▸ Task details: Rewrite the entries below with "volume-bar" swapped for "volume-column" wherever it occurs, keeping everything else the same.
══ Records supplied
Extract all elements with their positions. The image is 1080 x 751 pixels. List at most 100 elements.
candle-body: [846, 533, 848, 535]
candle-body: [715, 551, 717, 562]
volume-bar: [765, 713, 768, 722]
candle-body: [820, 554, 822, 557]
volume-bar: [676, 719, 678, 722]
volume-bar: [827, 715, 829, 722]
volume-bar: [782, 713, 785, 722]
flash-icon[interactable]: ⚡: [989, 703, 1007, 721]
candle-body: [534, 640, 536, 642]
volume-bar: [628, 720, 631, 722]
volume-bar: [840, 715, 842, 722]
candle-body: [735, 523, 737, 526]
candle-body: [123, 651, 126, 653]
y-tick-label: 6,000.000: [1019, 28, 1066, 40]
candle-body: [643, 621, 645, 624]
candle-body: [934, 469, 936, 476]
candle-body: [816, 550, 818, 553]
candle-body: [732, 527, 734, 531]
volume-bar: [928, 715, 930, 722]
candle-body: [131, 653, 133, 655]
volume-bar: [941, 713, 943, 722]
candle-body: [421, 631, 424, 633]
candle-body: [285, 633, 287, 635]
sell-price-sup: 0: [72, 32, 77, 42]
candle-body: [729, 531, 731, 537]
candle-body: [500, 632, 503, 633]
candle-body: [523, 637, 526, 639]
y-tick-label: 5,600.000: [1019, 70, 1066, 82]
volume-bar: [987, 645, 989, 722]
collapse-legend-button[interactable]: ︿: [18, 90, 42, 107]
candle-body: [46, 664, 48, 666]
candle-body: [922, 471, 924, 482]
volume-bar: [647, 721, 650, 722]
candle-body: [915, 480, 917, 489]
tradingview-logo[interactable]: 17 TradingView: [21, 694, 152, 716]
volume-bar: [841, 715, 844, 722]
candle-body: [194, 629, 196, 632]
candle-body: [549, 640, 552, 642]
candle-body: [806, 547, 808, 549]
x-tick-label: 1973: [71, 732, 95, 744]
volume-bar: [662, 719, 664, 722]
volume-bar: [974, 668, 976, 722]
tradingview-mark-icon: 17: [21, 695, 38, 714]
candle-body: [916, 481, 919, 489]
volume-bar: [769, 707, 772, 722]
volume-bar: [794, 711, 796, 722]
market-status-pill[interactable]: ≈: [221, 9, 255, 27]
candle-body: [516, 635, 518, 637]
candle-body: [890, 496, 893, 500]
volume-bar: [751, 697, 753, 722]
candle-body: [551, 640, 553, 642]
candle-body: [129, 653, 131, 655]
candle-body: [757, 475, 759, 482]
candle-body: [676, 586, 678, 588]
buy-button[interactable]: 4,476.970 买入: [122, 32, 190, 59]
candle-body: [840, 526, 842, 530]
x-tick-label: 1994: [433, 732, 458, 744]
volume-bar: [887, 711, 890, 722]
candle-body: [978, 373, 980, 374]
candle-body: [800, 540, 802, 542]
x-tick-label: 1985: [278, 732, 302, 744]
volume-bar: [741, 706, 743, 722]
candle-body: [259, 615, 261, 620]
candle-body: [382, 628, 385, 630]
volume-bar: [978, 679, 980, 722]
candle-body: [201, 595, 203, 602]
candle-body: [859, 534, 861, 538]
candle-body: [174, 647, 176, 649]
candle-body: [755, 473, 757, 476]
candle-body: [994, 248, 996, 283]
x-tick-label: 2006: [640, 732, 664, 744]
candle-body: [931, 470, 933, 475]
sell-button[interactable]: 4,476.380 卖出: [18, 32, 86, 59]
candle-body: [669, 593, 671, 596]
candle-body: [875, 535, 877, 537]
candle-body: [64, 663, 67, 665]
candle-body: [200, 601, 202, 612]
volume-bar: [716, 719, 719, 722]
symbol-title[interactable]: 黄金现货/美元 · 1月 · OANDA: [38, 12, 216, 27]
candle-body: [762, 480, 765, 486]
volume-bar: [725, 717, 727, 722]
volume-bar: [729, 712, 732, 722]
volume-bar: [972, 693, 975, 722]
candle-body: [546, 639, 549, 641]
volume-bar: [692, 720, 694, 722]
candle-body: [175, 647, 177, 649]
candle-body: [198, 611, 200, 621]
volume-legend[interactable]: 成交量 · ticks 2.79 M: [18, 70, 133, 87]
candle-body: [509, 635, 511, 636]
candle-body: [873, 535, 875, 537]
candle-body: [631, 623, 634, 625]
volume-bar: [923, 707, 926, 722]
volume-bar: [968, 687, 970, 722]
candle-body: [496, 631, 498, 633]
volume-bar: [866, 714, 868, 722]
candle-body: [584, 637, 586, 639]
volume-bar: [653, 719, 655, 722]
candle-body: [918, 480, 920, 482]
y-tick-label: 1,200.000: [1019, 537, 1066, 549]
════
▸ Result of the task:
Extract all elements with their positions. The image is 1080 x 751 pixels. List at most 100 elements.
candle-body: [846, 533, 848, 535]
candle-body: [715, 551, 717, 562]
volume-column: [765, 713, 768, 722]
candle-body: [820, 554, 822, 557]
volume-column: [676, 719, 678, 722]
volume-column: [827, 715, 829, 722]
volume-column: [782, 713, 785, 722]
flash-icon[interactable]: ⚡: [989, 703, 1007, 721]
candle-body: [534, 640, 536, 642]
volume-column: [628, 720, 631, 722]
volume-column: [840, 715, 842, 722]
candle-body: [735, 523, 737, 526]
candle-body: [123, 651, 126, 653]
y-tick-label: 6,000.000: [1019, 28, 1066, 40]
candle-body: [643, 621, 645, 624]
candle-body: [934, 469, 936, 476]
candle-body: [816, 550, 818, 553]
candle-body: [732, 527, 734, 531]
volume-column: [928, 715, 930, 722]
candle-body: [131, 653, 133, 655]
volume-column: [941, 713, 943, 722]
candle-body: [421, 631, 424, 633]
candle-body: [285, 633, 287, 635]
sell-price-sup: 0: [72, 32, 77, 42]
candle-body: [729, 531, 731, 537]
candle-body: [500, 632, 503, 633]
candle-body: [523, 637, 526, 639]
y-tick-label: 5,600.000: [1019, 70, 1066, 82]
volume-column: [987, 645, 989, 722]
collapse-legend-button[interactable]: ︿: [18, 90, 42, 107]
candle-body: [46, 664, 48, 666]
candle-body: [922, 471, 924, 482]
volume-column: [647, 721, 650, 722]
candle-body: [915, 480, 917, 489]
tradingview-logo[interactable]: 17 TradingView: [21, 694, 152, 716]
volume-column: [841, 715, 844, 722]
candle-body: [194, 629, 196, 632]
candle-body: [549, 640, 552, 642]
candle-body: [806, 547, 808, 549]
x-tick-label: 1973: [71, 732, 95, 744]
volume-column: [662, 719, 664, 722]
volume-column: [974, 668, 976, 722]
tradingview-mark-icon: 17: [21, 695, 38, 714]
candle-body: [916, 481, 919, 489]
volume-column: [769, 707, 772, 722]
volume-column: [794, 711, 796, 722]
market-status-pill[interactable]: ≈: [221, 9, 255, 27]
candle-body: [516, 635, 518, 637]
candle-body: [890, 496, 893, 500]
volume-column: [751, 697, 753, 722]
candle-body: [551, 640, 553, 642]
candle-body: [129, 653, 131, 655]
candle-body: [757, 475, 759, 482]
candle-body: [676, 586, 678, 588]
buy-button[interactable]: 4,476.970 买入: [122, 32, 190, 59]
candle-body: [840, 526, 842, 530]
x-tick-label: 1994: [433, 732, 458, 744]
volume-column: [887, 711, 890, 722]
candle-body: [978, 373, 980, 374]
candle-body: [800, 540, 802, 542]
x-tick-label: 1985: [278, 732, 302, 744]
volume-column: [741, 706, 743, 722]
candle-body: [259, 615, 261, 620]
candle-body: [382, 628, 385, 630]
volume-column: [978, 679, 980, 722]
candle-body: [201, 595, 203, 602]
candle-body: [859, 534, 861, 538]
candle-body: [174, 647, 176, 649]
candle-body: [755, 473, 757, 476]
candle-body: [994, 248, 996, 283]
x-tick-label: 2006: [640, 732, 664, 744]
candle-body: [931, 470, 933, 475]
sell-button[interactable]: 4,476.380 卖出: [18, 32, 86, 59]
candle-body: [669, 593, 671, 596]
candle-body: [875, 535, 877, 537]
candle-body: [64, 663, 67, 665]
candle-body: [200, 601, 202, 612]
volume-column: [716, 719, 719, 722]
symbol-title[interactable]: 黄金现货/美元 · 1月 · OANDA: [38, 12, 216, 27]
candle-body: [762, 480, 765, 486]
volume-column: [725, 717, 727, 722]
volume-column: [729, 712, 732, 722]
volume-column: [972, 693, 975, 722]
candle-body: [546, 639, 549, 641]
volume-column: [692, 720, 694, 722]
candle-body: [175, 647, 177, 649]
candle-body: [198, 611, 200, 621]
volume-legend[interactable]: 成交量 · ticks 2.79 M: [18, 70, 133, 87]
candle-body: [509, 635, 511, 636]
candle-body: [873, 535, 875, 537]
candle-body: [631, 623, 634, 625]
volume-column: [923, 707, 926, 722]
volume-column: [968, 687, 970, 722]
candle-body: [496, 631, 498, 633]
volume-column: [866, 714, 868, 722]
candle-body: [584, 637, 586, 639]
volume-column: [653, 719, 655, 722]
candle-body: [918, 480, 920, 482]
y-tick-label: 1,200.000: [1019, 537, 1066, 549]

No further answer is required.